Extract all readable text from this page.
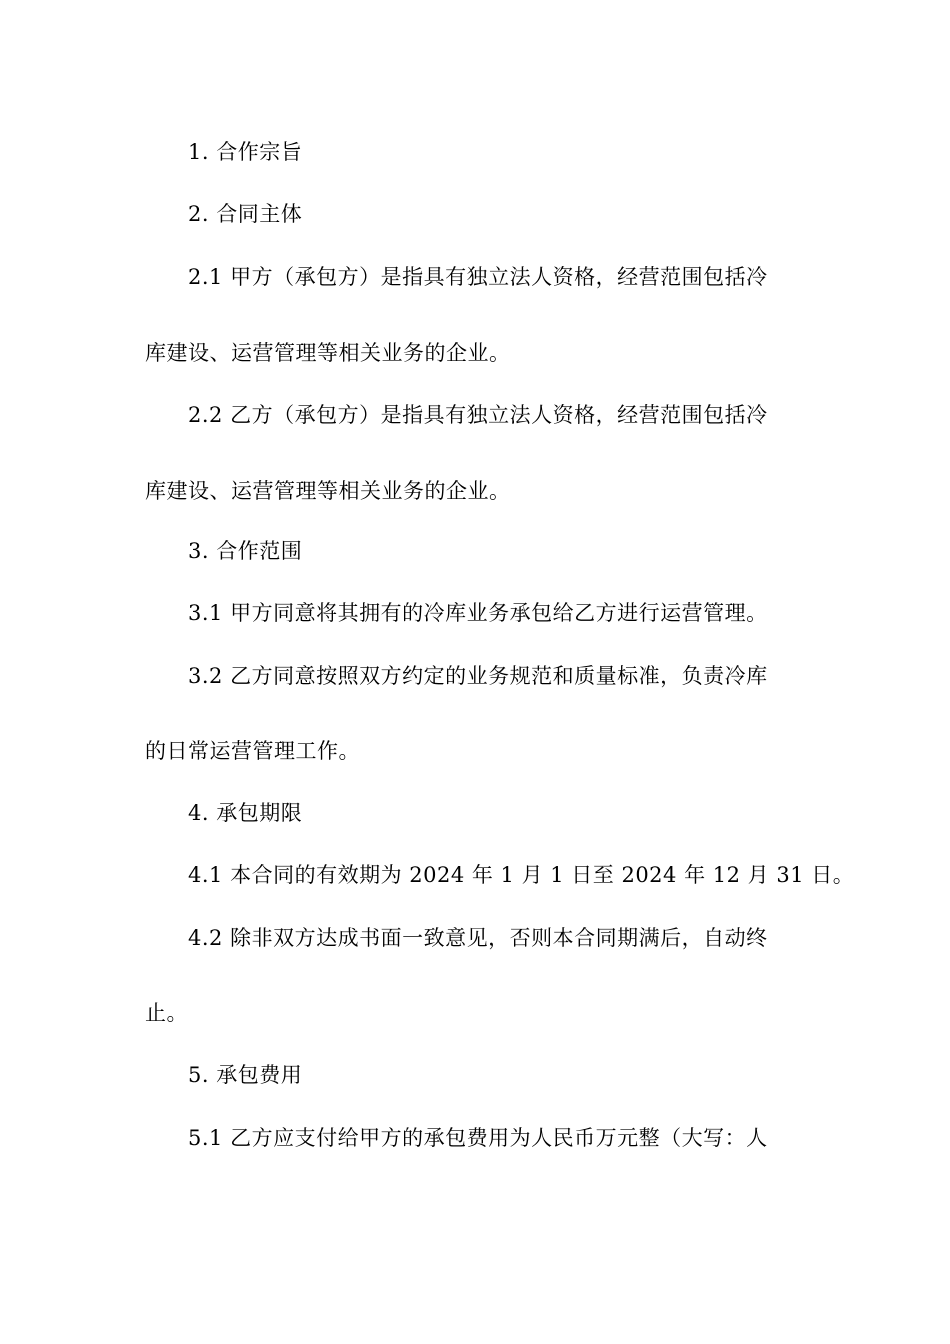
1. 合作宗旨
2. 合同主体
2.1 甲方（承包方）是指具有独立法人资格，经营范围包括冷
库建设、运营管理等相关业务的企业。
2.2 乙方（承包方）是指具有独立法人资格，经营范围包括冷
库建设、运营管理等相关业务的企业。
3. 合作范围
3.1 甲方同意将其拥有的冷库业务承包给乙方进行运营管理。
3.2 乙方同意按照双方约定的业务规范和质量标准，负责冷库
的日常运营管理工作。
4. 承包期限
4.1 本合同的有效期为 2024 年 1 月 1 日至 2024 年 12 月 31 日。
4.2 除非双方达成书面一致意见，否则本合同期满后，自动终
止。
5. 承包费用
5.1 乙方应支付给甲方的承包费用为人民币万元整（大写：人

┄┄┄┄┄┄

Without including any pictures, print all of the material exactly as given.

_ANSWER FOR THIS EXERCISE_.
Extract all readable text from this page.
1. 合作宗旨
2. 合同主体
2.1 甲方（承包方）是指具有独立法人资格，经营范围包括冷
库建设、运营管理等相关业务的企业。
2.2 乙方（承包方）是指具有独立法人资格，经营范围包括冷
库建设、运营管理等相关业务的企业。
3. 合作范围
3.1 甲方同意将其拥有的冷库业务承包给乙方进行运营管理。
3.2 乙方同意按照双方约定的业务规范和质量标准，负责冷库
的日常运营管理工作。
4. 承包期限
4.1 本合同的有效期为 2024 年 1 月 1 日至 2024 年 12 月 31 日。
4.2 除非双方达成书面一致意见，否则本合同期满后，自动终
止。
5. 承包费用
5.1 乙方应支付给甲方的承包费用为人民币万元整（大写：人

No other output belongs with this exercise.